[WHAT YOU ARE ASKED TO DO]:
Across the entries below, how many lines contain the string "chức"? Give only the count.
+ + + + + + +
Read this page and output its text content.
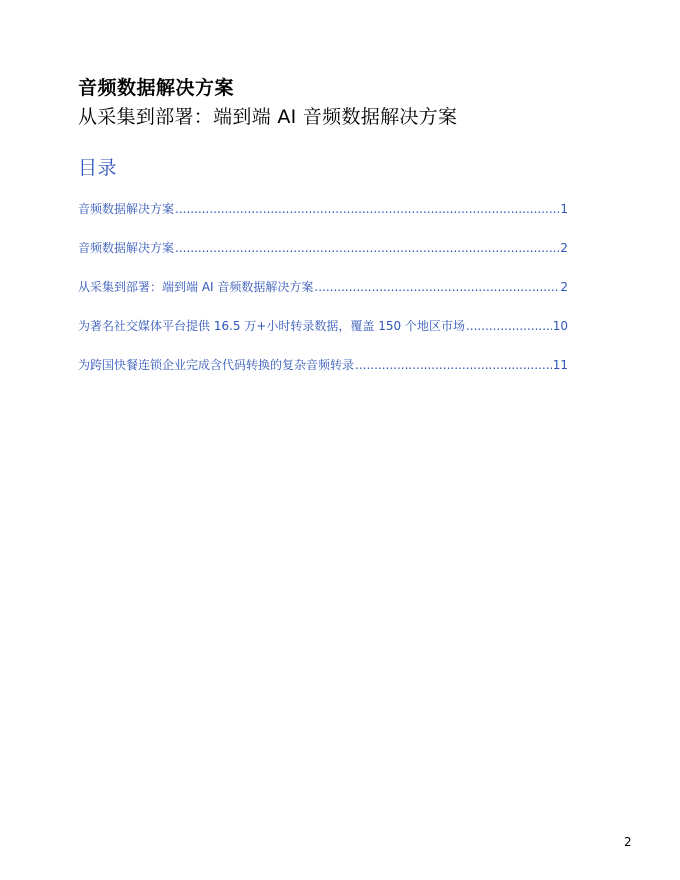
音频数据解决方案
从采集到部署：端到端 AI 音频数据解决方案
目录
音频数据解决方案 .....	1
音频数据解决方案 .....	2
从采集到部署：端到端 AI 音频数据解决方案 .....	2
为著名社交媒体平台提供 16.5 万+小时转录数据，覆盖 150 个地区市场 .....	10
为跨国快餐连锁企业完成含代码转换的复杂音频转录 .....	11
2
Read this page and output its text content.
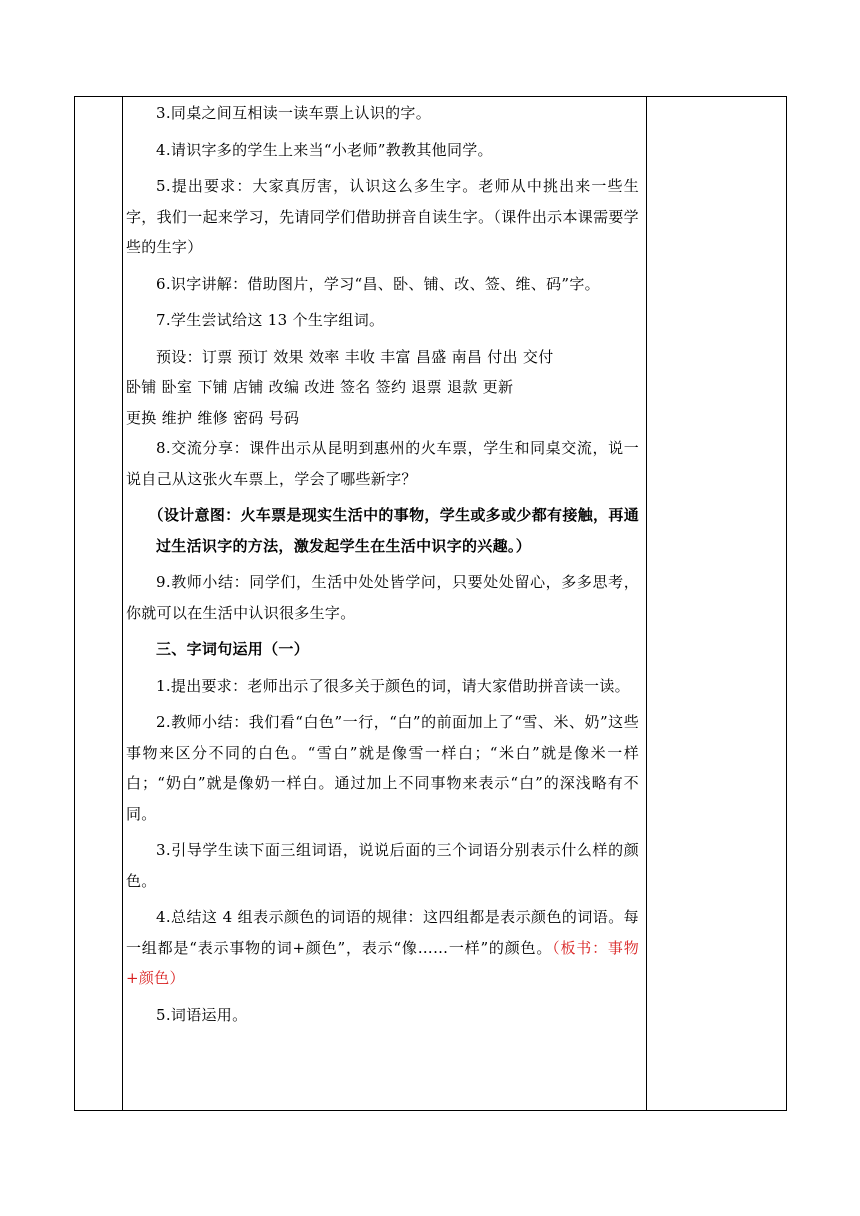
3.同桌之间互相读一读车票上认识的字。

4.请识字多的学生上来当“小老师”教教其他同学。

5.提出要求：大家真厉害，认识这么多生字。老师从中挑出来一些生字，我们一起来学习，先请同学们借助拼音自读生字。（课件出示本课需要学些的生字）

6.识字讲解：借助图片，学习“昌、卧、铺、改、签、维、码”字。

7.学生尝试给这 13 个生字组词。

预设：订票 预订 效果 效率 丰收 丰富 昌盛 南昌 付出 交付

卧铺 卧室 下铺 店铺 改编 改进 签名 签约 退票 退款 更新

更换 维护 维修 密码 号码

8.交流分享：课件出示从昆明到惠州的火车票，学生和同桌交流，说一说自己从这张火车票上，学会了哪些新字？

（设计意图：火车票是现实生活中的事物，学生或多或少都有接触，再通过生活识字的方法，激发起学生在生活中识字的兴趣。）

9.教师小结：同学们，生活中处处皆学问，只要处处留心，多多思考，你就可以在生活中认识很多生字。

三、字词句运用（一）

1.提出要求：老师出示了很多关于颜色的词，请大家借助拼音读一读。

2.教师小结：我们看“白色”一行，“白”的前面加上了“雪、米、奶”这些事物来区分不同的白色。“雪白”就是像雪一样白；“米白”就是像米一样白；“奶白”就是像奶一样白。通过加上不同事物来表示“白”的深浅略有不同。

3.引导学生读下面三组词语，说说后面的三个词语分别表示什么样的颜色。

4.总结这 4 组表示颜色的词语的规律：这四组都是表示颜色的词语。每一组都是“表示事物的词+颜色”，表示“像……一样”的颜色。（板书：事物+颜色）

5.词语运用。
+ + + + + + +
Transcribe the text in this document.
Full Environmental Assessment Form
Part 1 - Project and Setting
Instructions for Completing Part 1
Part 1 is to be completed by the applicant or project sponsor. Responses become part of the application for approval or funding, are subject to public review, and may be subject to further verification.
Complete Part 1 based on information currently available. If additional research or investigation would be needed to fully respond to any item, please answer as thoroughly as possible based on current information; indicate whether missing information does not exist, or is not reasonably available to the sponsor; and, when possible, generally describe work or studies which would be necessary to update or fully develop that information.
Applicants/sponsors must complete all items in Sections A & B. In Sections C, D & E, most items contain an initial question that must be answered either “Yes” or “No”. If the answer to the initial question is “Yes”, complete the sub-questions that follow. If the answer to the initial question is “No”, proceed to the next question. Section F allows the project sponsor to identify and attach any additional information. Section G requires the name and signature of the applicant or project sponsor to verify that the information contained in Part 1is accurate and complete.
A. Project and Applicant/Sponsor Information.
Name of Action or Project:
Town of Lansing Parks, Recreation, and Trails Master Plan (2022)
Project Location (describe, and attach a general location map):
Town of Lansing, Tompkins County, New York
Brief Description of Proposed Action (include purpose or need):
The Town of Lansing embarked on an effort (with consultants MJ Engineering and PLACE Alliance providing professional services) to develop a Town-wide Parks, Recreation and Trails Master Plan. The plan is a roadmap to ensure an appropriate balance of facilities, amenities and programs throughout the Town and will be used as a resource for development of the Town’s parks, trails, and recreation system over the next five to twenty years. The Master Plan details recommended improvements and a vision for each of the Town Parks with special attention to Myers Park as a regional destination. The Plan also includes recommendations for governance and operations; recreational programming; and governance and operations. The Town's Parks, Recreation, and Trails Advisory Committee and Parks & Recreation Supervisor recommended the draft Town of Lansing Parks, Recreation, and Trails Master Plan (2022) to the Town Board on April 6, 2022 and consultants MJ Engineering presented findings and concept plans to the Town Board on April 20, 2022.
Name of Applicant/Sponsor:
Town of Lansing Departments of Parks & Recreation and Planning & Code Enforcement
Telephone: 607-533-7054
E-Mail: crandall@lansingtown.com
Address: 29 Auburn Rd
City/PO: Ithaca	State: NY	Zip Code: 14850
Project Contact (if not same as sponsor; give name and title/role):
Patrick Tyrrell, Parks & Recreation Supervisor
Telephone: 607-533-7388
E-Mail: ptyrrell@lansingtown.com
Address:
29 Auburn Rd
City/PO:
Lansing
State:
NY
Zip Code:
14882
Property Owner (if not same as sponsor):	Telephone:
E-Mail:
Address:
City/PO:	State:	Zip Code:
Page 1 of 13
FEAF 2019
+ + + + + + +
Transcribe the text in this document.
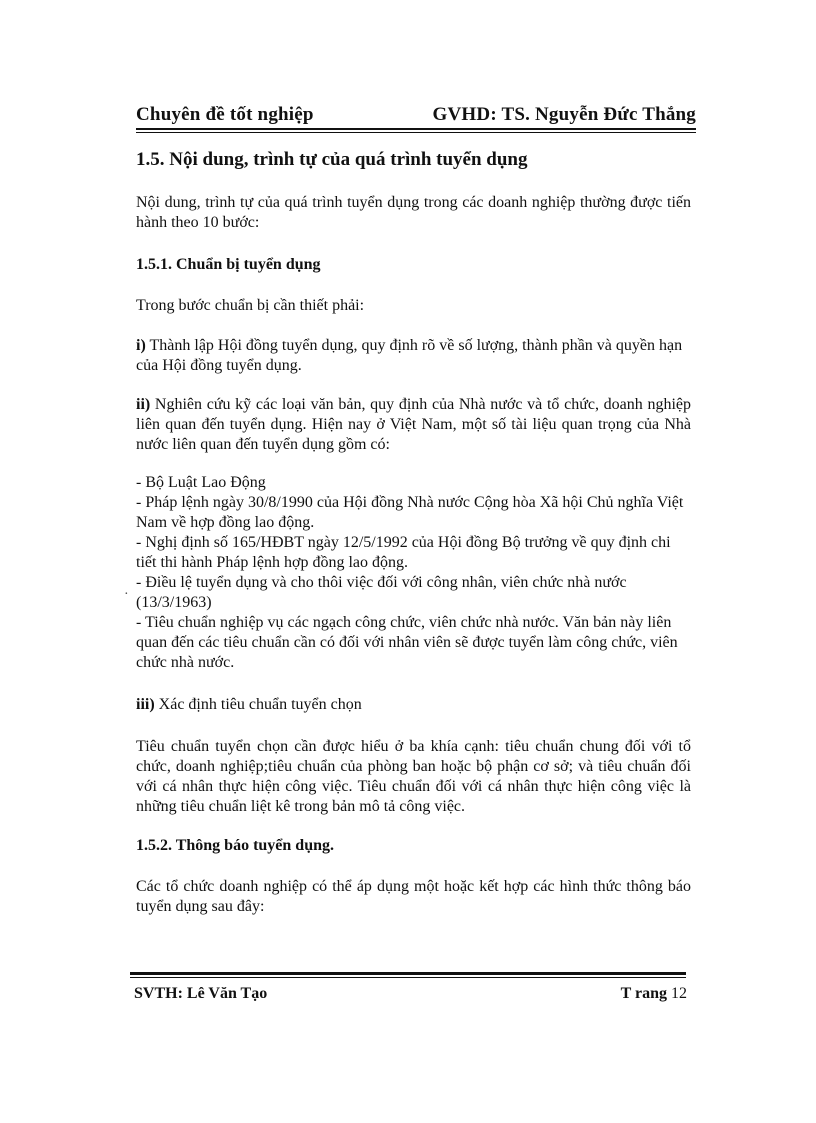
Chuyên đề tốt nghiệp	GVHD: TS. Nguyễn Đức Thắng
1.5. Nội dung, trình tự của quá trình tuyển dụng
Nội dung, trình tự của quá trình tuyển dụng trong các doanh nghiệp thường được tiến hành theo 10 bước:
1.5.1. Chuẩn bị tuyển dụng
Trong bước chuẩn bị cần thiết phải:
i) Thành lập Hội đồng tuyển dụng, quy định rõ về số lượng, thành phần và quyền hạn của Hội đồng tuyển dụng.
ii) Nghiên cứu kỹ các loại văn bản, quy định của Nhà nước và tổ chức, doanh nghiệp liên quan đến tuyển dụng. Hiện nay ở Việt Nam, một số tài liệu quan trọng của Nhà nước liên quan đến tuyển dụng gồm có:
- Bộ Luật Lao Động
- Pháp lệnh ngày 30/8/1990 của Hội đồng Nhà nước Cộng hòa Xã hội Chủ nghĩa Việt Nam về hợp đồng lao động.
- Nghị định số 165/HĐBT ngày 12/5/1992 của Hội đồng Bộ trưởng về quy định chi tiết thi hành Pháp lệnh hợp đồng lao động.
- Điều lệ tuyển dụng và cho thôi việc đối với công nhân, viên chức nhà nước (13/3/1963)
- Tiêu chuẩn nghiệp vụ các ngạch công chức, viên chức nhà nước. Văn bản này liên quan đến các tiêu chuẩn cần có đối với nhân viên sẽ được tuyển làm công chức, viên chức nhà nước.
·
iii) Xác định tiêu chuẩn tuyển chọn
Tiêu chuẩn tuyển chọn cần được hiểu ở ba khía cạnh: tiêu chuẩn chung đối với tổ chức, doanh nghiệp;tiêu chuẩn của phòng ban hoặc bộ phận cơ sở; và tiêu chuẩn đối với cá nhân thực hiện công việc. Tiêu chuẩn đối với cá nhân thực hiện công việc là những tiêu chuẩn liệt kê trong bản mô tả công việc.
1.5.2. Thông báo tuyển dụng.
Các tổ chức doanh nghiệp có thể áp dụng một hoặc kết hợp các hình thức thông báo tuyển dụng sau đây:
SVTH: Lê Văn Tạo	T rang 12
+ + + + + + +
[TASK RESPONSE]:
5